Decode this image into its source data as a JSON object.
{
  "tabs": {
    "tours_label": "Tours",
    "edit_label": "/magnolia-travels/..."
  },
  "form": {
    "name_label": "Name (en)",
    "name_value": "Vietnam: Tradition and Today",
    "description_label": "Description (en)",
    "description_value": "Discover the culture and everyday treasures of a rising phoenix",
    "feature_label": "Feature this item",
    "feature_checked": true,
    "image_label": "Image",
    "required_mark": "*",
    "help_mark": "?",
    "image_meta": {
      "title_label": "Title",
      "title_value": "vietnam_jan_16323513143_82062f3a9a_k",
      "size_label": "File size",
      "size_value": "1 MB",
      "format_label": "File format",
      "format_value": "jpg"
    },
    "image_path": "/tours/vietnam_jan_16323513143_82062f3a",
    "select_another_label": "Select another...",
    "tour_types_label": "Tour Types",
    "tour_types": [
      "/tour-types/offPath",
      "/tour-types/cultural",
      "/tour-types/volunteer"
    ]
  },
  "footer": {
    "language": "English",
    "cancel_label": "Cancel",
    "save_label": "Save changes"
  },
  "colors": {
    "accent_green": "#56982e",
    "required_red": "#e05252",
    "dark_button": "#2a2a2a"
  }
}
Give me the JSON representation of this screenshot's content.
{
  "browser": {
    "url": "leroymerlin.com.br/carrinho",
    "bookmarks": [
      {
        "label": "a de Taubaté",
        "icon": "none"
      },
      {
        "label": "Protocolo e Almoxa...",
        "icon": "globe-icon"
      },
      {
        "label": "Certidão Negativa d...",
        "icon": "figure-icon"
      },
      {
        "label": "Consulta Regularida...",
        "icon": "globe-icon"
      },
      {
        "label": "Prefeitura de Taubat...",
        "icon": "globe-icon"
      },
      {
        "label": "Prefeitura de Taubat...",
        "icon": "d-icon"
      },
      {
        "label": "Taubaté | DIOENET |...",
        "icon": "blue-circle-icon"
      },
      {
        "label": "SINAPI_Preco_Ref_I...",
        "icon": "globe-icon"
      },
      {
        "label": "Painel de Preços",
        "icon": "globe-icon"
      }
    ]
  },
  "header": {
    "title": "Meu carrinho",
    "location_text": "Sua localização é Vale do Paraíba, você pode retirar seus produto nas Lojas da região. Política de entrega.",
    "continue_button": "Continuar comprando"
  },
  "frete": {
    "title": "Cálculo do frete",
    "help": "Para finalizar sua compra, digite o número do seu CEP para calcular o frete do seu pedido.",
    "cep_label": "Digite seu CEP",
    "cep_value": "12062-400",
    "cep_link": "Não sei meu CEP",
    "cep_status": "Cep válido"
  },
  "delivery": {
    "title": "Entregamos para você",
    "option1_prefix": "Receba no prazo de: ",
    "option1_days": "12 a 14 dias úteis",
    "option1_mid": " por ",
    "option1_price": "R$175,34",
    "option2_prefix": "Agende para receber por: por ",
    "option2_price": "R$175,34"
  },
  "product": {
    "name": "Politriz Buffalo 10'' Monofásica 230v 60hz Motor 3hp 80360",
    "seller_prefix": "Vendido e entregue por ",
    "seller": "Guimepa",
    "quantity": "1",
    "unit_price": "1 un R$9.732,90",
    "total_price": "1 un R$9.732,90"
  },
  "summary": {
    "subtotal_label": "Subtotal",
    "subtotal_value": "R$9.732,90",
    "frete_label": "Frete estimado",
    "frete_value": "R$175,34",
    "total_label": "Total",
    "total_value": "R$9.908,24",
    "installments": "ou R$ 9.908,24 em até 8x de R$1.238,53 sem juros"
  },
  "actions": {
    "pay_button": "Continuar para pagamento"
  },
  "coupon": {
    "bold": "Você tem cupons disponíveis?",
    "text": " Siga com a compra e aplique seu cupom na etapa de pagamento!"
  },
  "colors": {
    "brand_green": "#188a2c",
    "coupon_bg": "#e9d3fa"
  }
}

+++

-- Problem details --
Copy all the records above precisely.

-- Correct response --
Decode this image into its source data as a JSON object.
{
  "tabs": {
    "tours_label": "Tours",
    "edit_label": "/magnolia-travels/..."
  },
  "form": {
    "name_label": "Name (en)",
    "name_value": "Vietnam: Tradition and Today",
    "description_label": "Description (en)",
    "description_value": "Discover the culture and everyday treasures of a rising phoenix",
    "feature_label": "Feature this item",
    "feature_checked": true,
    "image_label": "Image",
    "required_mark": "*",
    "help_mark": "?",
    "image_meta": {
      "title_label": "Title",
      "title_value": "vietnam_jan_16323513143_82062f3a9a_k",
      "size_label": "File size",
      "size_value": "1 MB",
      "format_label": "File format",
      "format_value": "jpg"
    },
    "image_path": "/tours/vietnam_jan_16323513143_82062f3a",
    "select_another_label": "Select another...",
    "tour_types_label": "Tour Types",
    "tour_types": [
      "/tour-types/offPath",
      "/tour-types/cultural",
      "/tour-types/volunteer"
    ]
  },
  "footer": {
    "language": "English",
    "cancel_label": "Cancel",
    "save_label": "Save changes"
  },
  "colors": {
    "accent_green": "#56982e",
    "required_red": "#e05252",
    "dark_button": "#2a2a2a"
  }
}
Give me the JSON representation of this screenshot's content.
{
  "browser": {
    "url": "leroymerlin.com.br/carrinho",
    "bookmarks": [
      {
        "label": "a de Taubaté",
        "icon": "none"
      },
      {
        "label": "Protocolo e Almoxa...",
        "icon": "globe-icon"
      },
      {
        "label": "Certidão Negativa d...",
        "icon": "figure-icon"
      },
      {
        "label": "Consulta Regularida...",
        "icon": "globe-icon"
      },
      {
        "label": "Prefeitura de Taubat...",
        "icon": "globe-icon"
      },
      {
        "label": "Prefeitura de Taubat...",
        "icon": "d-icon"
      },
      {
        "label": "Taubaté | DIOENET |...",
        "icon": "blue-circle-icon"
      },
      {
        "label": "SINAPI_Preco_Ref_I...",
        "icon": "globe-icon"
      },
      {
        "label": "Painel de Preços",
        "icon": "globe-icon"
      }
    ]
  },
  "header": {
    "title": "Meu carrinho",
    "location_text": "Sua localização é Vale do Paraíba, você pode retirar seus produto nas Lojas da região. Política de entrega.",
    "continue_button": "Continuar comprando"
  },
  "frete": {
    "title": "Cálculo do frete",
    "help": "Para finalizar sua compra, digite o número do seu CEP para calcular o frete do seu pedido.",
    "cep_label": "Digite seu CEP",
    "cep_value": "12062-400",
    "cep_link": "Não sei meu CEP",
    "cep_status": "Cep válido"
  },
  "delivery": {
    "title": "Entregamos para você",
    "option1_prefix": "Receba no prazo de: ",
    "option1_days": "12 a 14 dias úteis",
    "option1_mid": " por ",
    "option1_price": "R$175,34",
    "option2_prefix": "Agende para receber por: por ",
    "option2_price": "R$175,34"
  },
  "product": {
    "name": "Politriz Buffalo 10'' Monofásica 230v 60hz Motor 3hp 80360",
    "seller_prefix": "Vendido e entregue por ",
    "seller": "Guimepa",
    "quantity": "1",
    "unit_price": "1 un R$9.732,90",
    "total_price": "1 un R$9.732,90"
  },
  "summary": {
    "subtotal_label": "Subtotal",
    "subtotal_value": "R$9.732,90",
    "frete_label": "Frete estimado",
    "frete_value": "R$175,34",
    "total_label": "Total",
    "total_value": "R$9.908,24",
    "installments": "ou R$ 9.908,24 em até 8x de R$1.238,53 sem juros"
  },
  "actions": {
    "pay_button": "Continuar para pagamento"
  },
  "coupon": {
    "bold": "Você tem cupons disponíveis?",
    "text": " Siga com a compra e aplique seu cupom na etapa de pagamento!"
  },
  "colors": {
    "brand_green": "#188a2c",
    "coupon_bg": "#e9d3fa"
  }
}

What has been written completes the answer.